Exercise instructions. The answer must be the full listing, restated word for word.

--- Records to process ---

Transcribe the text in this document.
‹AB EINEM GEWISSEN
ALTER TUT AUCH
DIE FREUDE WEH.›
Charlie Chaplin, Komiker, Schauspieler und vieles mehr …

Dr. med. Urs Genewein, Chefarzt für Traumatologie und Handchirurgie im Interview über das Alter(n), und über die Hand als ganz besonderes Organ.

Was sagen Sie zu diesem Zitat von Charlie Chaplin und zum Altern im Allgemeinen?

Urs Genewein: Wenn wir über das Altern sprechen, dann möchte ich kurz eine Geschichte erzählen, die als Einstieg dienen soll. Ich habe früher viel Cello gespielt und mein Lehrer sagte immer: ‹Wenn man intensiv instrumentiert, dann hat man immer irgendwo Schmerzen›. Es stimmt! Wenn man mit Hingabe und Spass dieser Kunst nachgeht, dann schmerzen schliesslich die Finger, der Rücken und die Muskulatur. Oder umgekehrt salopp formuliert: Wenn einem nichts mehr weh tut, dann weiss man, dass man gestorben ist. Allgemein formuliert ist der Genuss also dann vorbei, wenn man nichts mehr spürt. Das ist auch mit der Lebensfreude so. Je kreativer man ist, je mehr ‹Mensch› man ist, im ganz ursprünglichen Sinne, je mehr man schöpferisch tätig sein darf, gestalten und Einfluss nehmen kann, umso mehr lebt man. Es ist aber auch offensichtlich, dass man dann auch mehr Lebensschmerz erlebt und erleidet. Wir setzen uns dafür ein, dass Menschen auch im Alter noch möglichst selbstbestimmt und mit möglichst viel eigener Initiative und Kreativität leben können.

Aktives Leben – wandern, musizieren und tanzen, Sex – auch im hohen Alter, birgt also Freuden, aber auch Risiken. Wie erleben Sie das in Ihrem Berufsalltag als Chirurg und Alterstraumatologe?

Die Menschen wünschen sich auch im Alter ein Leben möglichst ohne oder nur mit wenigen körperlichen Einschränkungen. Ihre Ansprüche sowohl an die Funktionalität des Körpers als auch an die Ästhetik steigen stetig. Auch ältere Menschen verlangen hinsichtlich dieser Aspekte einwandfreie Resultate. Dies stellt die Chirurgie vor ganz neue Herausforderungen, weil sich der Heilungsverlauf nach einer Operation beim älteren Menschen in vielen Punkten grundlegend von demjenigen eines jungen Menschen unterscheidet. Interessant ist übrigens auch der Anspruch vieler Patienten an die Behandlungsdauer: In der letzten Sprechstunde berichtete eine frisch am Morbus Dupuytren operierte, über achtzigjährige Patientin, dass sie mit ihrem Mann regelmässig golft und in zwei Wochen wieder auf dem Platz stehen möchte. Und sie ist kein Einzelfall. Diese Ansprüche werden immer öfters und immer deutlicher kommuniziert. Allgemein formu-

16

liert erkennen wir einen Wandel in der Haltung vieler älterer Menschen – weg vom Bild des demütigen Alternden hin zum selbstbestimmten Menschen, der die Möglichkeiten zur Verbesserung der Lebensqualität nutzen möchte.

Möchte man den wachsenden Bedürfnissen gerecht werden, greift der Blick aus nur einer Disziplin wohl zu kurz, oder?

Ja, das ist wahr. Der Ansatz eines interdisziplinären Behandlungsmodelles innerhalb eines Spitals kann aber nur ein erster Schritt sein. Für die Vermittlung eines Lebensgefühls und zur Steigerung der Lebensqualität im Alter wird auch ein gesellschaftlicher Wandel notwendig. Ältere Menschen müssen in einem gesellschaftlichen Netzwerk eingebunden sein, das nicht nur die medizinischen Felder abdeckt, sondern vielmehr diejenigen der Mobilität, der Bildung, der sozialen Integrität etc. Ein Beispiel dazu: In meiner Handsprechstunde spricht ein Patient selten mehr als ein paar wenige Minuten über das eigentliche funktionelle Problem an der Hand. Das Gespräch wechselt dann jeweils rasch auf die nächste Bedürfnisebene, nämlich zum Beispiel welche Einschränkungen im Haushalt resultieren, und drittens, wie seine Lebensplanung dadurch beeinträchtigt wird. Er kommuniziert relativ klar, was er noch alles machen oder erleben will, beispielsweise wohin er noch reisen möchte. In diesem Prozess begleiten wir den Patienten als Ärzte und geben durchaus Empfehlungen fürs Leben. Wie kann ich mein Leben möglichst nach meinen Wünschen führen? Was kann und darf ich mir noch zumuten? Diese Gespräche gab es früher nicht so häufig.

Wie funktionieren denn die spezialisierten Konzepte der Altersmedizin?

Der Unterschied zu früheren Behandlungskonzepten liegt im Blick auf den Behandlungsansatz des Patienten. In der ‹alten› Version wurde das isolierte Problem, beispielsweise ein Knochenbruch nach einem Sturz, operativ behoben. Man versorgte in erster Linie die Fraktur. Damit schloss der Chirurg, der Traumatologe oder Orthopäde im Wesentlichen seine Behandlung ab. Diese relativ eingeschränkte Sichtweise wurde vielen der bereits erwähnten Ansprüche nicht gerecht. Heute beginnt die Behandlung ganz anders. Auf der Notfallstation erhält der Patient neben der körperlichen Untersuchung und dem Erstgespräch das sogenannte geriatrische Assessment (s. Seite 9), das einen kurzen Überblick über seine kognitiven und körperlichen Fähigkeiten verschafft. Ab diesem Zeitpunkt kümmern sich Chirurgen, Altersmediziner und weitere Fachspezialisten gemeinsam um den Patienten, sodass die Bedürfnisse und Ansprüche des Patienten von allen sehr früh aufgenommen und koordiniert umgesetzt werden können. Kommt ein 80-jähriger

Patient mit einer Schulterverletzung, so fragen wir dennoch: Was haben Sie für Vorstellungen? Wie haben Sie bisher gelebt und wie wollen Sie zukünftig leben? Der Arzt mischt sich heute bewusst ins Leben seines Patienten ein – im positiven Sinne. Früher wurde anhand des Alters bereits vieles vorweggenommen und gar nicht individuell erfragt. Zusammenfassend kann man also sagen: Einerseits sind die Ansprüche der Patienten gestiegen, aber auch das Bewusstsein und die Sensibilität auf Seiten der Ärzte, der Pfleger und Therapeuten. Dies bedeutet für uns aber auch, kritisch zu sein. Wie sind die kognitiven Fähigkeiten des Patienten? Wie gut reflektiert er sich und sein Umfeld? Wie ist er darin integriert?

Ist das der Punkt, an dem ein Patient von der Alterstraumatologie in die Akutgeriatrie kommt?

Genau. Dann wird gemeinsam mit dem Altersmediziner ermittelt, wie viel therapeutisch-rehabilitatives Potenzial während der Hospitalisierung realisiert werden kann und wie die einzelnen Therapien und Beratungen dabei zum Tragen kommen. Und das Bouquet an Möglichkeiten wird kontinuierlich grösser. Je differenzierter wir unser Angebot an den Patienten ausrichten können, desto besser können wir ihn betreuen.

---

Result.
Transcribe the text in this document.
‹AB EINEM GEWISSEN
ALTER TUT AUCH
DIE FREUDE WEH.›
Charlie Chaplin, Komiker, Schauspieler und vieles mehr …

Dr. med. Urs Genewein, Chefarzt für Traumatologie und Handchirurgie im Interview über das Alter(n), und über die Hand als ganz besonderes Organ.

Was sagen Sie zu diesem Zitat von Charlie Chaplin und zum Altern im Allgemeinen?

Urs Genewein: Wenn wir über das Altern sprechen, dann möchte ich kurz eine Geschichte erzählen, die als Einstieg dienen soll. Ich habe früher viel Cello gespielt und mein Lehrer sagte immer: ‹Wenn man intensiv instrumentiert, dann hat man immer irgendwo Schmerzen›. Es stimmt! Wenn man mit Hingabe und Spass dieser Kunst nachgeht, dann schmerzen schliesslich die Finger, der Rücken und die Muskulatur. Oder umgekehrt salopp formuliert: Wenn einem nichts mehr weh tut, dann weiss man, dass man gestorben ist. Allgemein formuliert ist der Genuss also dann vorbei, wenn man nichts mehr spürt. Das ist auch mit der Lebensfreude so. Je kreativer man ist, je mehr ‹Mensch› man ist, im ganz ursprünglichen Sinne, je mehr man schöpferisch tätig sein darf, gestalten und Einfluss nehmen kann, umso mehr lebt man. Es ist aber auch offensichtlich, dass man dann auch mehr Lebensschmerz erlebt und erleidet. Wir setzen uns dafür ein, dass Menschen auch im Alter noch möglichst selbstbestimmt und mit möglichst viel eigener Initiative und Kreativität leben können.

Aktives Leben – wandern, musizieren und tanzen, Sex – auch im hohen Alter, birgt also Freuden, aber auch Risiken. Wie erleben Sie das in Ihrem Berufsalltag als Chirurg und Alterstraumatologe?

Die Menschen wünschen sich auch im Alter ein Leben möglichst ohne oder nur mit wenigen körperlichen Einschränkungen. Ihre Ansprüche sowohl an die Funktionalität des Körpers als auch an die Ästhetik steigen stetig. Auch ältere Menschen verlangen hinsichtlich dieser Aspekte einwandfreie Resultate. Dies stellt die Chirurgie vor ganz neue Herausforderungen, weil sich der Heilungsverlauf nach einer Operation beim älteren Menschen in vielen Punkten grundlegend von demjenigen eines jungen Menschen unterscheidet. Interessant ist übrigens auch der Anspruch vieler Patienten an die Behandlungsdauer: In der letzten Sprechstunde berichtete eine frisch am Morbus Dupuytren operierte, über achtzigjährige Patientin, dass sie mit ihrem Mann regelmässig golft und in zwei Wochen wieder auf dem Platz stehen möchte. Und sie ist kein Einzelfall. Diese Ansprüche werden immer öfters und immer deutlicher kommuniziert. Allgemein formu-

16

liert erkennen wir einen Wandel in der Haltung vieler älterer Menschen – weg vom Bild des demütigen Alternden hin zum selbstbestimmten Menschen, der die Möglichkeiten zur Verbesserung der Lebensqualität nutzen möchte.

Möchte man den wachsenden Bedürfnissen gerecht werden, greift der Blick aus nur einer Disziplin wohl zu kurz, oder?

Ja, das ist wahr. Der Ansatz eines interdisziplinären Behandlungsmodelles innerhalb eines Spitals kann aber nur ein erster Schritt sein. Für die Vermittlung eines Lebensgefühls und zur Steigerung der Lebensqualität im Alter wird auch ein gesellschaftlicher Wandel notwendig. Ältere Menschen müssen in einem gesellschaftlichen Netzwerk eingebunden sein, das nicht nur die medizinischen Felder abdeckt, sondern vielmehr diejenigen der Mobilität, der Bildung, der sozialen Integrität etc. Ein Beispiel dazu: In meiner Handsprechstunde spricht ein Patient selten mehr als ein paar wenige Minuten über das eigentliche funktionelle Problem an der Hand. Das Gespräch wechselt dann jeweils rasch auf die nächste Bedürfnisebene, nämlich zum Beispiel welche Einschränkungen im Haushalt resultieren, und drittens, wie seine Lebensplanung dadurch beeinträchtigt wird. Er kommuniziert relativ klar, was er noch alles machen oder erleben will, beispielsweise wohin er noch reisen möchte. In diesem Prozess begleiten wir den Patienten als Ärzte und geben durchaus Empfehlungen fürs Leben. Wie kann ich mein Leben möglichst nach meinen Wünschen führen? Was kann und darf ich mir noch zumuten? Diese Gespräche gab es früher nicht so häufig.

Wie funktionieren denn die spezialisierten Konzepte der Altersmedizin?

Der Unterschied zu früheren Behandlungskonzepten liegt im Blick auf den Behandlungsansatz des Patienten. In der ‹alten› Version wurde das isolierte Problem, beispielsweise ein Knochenbruch nach einem Sturz, operativ behoben. Man versorgte in erster Linie die Fraktur. Damit schloss der Chirurg, der Traumatologe oder Orthopäde im Wesentlichen seine Behandlung ab. Diese relativ eingeschränkte Sichtweise wurde vielen der bereits erwähnten Ansprüche nicht gerecht. Heute beginnt die Behandlung ganz anders. Auf der Notfallstation erhält der Patient neben der körperlichen Untersuchung und dem Erstgespräch das sogenannte geriatrische Assessment (s. Seite 9), das einen kurzen Überblick über seine kognitiven und körperlichen Fähigkeiten verschafft. Ab diesem Zeitpunkt kümmern sich Chirurgen, Altersmediziner und weitere Fachspezialisten gemeinsam um den Patienten, sodass die Bedürfnisse und Ansprüche des Patienten von allen sehr früh aufgenommen und koordiniert umgesetzt werden können. Kommt ein 80-jähriger

Patient mit einer Schulterverletzung, so fragen wir dennoch: Was haben Sie für Vorstellungen? Wie haben Sie bisher gelebt und wie wollen Sie zukünftig leben? Der Arzt mischt sich heute bewusst ins Leben seines Patienten ein – im positiven Sinne. Früher wurde anhand des Alters bereits vieles vorweggenommen und gar nicht individuell erfragt. Zusammenfassend kann man also sagen: Einerseits sind die Ansprüche der Patienten gestiegen, aber auch das Bewusstsein und die Sensibilität auf Seiten der Ärzte, der Pfleger und Therapeuten. Dies bedeutet für uns aber auch, kritisch zu sein. Wie sind die kognitiven Fähigkeiten des Patienten? Wie gut reflektiert er sich und sein Umfeld? Wie ist er darin integriert?

Ist das der Punkt, an dem ein Patient von der Alterstraumatologie in die Akutgeriatrie kommt?

Genau. Dann wird gemeinsam mit dem Altersmediziner ermittelt, wie viel therapeutisch-rehabilitatives Potenzial während der Hospitalisierung realisiert werden kann und wie die einzelnen Therapien und Beratungen dabei zum Tragen kommen. Und das Bouquet an Möglichkeiten wird kontinuierlich grösser. Je differenzierter wir unser Angebot an den Patienten ausrichten können, desto besser können wir ihn betreuen.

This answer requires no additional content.